▶ **Aim**
Check every line below for the word "drowser" and give only the number of lines where it appears.

▶ **Dataset items**

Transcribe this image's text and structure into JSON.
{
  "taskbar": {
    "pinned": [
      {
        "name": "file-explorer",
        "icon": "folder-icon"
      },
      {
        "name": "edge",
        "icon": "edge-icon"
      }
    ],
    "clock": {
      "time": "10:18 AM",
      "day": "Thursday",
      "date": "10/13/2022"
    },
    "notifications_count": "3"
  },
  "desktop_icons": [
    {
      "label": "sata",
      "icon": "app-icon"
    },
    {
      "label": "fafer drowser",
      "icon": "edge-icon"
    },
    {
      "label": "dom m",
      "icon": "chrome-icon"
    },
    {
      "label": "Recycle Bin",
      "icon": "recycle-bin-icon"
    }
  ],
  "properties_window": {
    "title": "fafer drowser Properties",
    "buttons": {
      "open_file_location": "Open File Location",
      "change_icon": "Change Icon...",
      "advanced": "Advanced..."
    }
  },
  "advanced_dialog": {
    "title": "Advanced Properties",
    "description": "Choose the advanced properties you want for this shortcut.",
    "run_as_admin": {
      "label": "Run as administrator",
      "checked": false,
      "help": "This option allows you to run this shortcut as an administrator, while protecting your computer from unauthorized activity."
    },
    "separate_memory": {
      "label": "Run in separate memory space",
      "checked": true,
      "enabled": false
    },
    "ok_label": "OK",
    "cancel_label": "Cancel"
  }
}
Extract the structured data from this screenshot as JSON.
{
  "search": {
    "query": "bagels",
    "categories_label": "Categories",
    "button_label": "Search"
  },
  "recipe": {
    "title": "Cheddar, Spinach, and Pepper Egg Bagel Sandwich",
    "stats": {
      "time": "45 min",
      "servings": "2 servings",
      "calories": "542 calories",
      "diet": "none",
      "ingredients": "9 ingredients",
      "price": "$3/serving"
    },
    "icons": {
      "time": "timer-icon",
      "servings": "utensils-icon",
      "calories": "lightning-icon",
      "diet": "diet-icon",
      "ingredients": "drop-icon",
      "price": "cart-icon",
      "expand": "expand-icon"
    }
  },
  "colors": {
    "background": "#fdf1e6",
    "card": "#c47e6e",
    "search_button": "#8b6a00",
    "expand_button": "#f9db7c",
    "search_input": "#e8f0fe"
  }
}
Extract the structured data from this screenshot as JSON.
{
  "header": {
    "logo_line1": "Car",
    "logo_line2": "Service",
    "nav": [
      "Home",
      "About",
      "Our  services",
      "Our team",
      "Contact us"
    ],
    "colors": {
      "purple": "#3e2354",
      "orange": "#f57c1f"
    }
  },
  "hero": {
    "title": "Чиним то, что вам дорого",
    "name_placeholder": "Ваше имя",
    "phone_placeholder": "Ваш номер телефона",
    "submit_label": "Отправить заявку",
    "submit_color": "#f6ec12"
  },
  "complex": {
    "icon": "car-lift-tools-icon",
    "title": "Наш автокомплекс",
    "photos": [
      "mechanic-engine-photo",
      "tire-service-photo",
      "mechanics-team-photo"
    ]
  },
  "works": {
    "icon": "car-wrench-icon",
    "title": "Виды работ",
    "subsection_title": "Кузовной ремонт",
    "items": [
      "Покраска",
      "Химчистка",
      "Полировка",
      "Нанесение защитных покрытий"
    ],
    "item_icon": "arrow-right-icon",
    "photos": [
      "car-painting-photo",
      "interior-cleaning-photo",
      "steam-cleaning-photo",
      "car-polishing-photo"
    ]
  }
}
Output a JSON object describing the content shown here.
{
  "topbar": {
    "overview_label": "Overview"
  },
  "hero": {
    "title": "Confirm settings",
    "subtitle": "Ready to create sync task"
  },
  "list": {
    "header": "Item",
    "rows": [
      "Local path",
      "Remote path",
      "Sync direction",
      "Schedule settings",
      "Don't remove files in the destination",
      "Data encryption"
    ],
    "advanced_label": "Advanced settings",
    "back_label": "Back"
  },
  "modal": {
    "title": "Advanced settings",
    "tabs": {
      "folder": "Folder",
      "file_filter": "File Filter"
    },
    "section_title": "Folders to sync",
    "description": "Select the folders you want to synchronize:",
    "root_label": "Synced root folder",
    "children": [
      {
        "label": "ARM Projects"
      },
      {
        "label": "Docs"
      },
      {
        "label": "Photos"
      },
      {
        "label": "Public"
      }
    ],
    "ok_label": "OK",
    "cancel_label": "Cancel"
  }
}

▶ **Worked solution**
2